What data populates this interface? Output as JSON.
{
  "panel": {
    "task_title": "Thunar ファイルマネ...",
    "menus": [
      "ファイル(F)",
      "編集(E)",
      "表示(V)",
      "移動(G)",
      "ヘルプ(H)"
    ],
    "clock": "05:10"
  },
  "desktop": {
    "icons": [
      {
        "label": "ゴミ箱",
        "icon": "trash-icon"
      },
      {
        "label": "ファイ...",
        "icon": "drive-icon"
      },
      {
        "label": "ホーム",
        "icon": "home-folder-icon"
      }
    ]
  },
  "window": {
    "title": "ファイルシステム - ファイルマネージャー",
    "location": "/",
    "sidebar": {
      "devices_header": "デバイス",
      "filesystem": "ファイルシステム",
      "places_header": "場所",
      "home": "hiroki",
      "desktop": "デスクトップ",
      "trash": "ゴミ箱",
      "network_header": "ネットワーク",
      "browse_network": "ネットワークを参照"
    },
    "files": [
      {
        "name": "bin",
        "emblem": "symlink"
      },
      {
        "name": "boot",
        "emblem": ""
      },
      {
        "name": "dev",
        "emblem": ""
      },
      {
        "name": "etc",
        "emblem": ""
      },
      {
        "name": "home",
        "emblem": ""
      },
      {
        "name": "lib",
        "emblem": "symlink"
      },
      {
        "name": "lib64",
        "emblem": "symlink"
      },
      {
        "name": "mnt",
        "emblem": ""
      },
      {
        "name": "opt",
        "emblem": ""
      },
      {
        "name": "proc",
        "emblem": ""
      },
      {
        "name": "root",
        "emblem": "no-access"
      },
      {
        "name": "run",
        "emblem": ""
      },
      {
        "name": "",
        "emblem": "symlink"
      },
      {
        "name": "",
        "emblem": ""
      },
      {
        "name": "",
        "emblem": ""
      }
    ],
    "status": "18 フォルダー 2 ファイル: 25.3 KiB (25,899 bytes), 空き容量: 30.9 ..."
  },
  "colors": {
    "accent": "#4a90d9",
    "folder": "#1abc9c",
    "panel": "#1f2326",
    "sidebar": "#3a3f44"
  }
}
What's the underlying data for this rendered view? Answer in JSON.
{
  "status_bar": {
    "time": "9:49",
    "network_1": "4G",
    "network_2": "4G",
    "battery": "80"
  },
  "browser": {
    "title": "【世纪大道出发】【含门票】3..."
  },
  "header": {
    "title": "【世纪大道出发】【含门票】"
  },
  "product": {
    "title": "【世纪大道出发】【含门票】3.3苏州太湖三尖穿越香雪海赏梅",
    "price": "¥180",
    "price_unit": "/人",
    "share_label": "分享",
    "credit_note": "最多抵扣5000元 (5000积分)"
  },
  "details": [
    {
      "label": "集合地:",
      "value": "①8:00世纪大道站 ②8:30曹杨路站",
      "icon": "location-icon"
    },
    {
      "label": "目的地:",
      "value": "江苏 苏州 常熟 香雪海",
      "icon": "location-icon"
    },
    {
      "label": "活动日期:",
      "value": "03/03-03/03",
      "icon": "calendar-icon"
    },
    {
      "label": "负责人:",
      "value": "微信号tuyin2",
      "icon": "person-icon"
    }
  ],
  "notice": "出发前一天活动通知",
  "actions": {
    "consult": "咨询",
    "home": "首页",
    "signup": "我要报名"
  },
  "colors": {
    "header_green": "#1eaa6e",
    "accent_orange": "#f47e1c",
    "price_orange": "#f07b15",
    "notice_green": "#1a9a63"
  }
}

▶ [Exercise instructions]: Write out the whole listing again. Match it word for word.

▶ [Answer to this exercise]:
What data populates this interface? Output as JSON.
{
  "panel": {
    "task_title": "Thunar ファイルマネ...",
    "menus": [
      "ファイル(F)",
      "編集(E)",
      "表示(V)",
      "移動(G)",
      "ヘルプ(H)"
    ],
    "clock": "05:10"
  },
  "desktop": {
    "icons": [
      {
        "label": "ゴミ箱",
        "icon": "trash-icon"
      },
      {
        "label": "ファイ...",
        "icon": "drive-icon"
      },
      {
        "label": "ホーム",
        "icon": "home-folder-icon"
      }
    ]
  },
  "window": {
    "title": "ファイルシステム - ファイルマネージャー",
    "location": "/",
    "sidebar": {
      "devices_header": "デバイス",
      "filesystem": "ファイルシステム",
      "places_header": "場所",
      "home": "hiroki",
      "desktop": "デスクトップ",
      "trash": "ゴミ箱",
      "network_header": "ネットワーク",
      "browse_network": "ネットワークを参照"
    },
    "files": [
      {
        "name": "bin",
        "emblem": "symlink"
      },
      {
        "name": "boot",
        "emblem": ""
      },
      {
        "name": "dev",
        "emblem": ""
      },
      {
        "name": "etc",
        "emblem": ""
      },
      {
        "name": "home",
        "emblem": ""
      },
      {
        "name": "lib",
        "emblem": "symlink"
      },
      {
        "name": "lib64",
        "emblem": "symlink"
      },
      {
        "name": "mnt",
        "emblem": ""
      },
      {
        "name": "opt",
        "emblem": ""
      },
      {
        "name": "proc",
        "emblem": ""
      },
      {
        "name": "root",
        "emblem": "no-access"
      },
      {
        "name": "run",
        "emblem": ""
      },
      {
        "name": "",
        "emblem": "symlink"
      },
      {
        "name": "",
        "emblem": ""
      },
      {
        "name": "",
        "emblem": ""
      }
    ],
    "status": "18 フォルダー 2 ファイル: 25.3 KiB (25,899 bytes), 空き容量: 30.9 ..."
  },
  "colors": {
    "accent": "#4a90d9",
    "folder": "#1abc9c",
    "panel": "#1f2326",
    "sidebar": "#3a3f44"
  }
}
What's the underlying data for this rendered view? Answer in JSON.
{
  "status_bar": {
    "time": "9:49",
    "network_1": "4G",
    "network_2": "4G",
    "battery": "80"
  },
  "browser": {
    "title": "【世纪大道出发】【含门票】3..."
  },
  "header": {
    "title": "【世纪大道出发】【含门票】"
  },
  "product": {
    "title": "【世纪大道出发】【含门票】3.3苏州太湖三尖穿越香雪海赏梅",
    "price": "¥180",
    "price_unit": "/人",
    "share_label": "分享",
    "credit_note": "最多抵扣5000元 (5000积分)"
  },
  "details": [
    {
      "label": "集合地:",
      "value": "①8:00世纪大道站 ②8:30曹杨路站",
      "icon": "location-icon"
    },
    {
      "label": "目的地:",
      "value": "江苏 苏州 常熟 香雪海",
      "icon": "location-icon"
    },
    {
      "label": "活动日期:",
      "value": "03/03-03/03",
      "icon": "calendar-icon"
    },
    {
      "label": "负责人:",
      "value": "微信号tuyin2",
      "icon": "person-icon"
    }
  ],
  "notice": "出发前一天活动通知",
  "actions": {
    "consult": "咨询",
    "home": "首页",
    "signup": "我要报名"
  },
  "colors": {
    "header_green": "#1eaa6e",
    "accent_orange": "#f47e1c",
    "price_orange": "#f07b15",
    "notice_green": "#1a9a63"
  }
}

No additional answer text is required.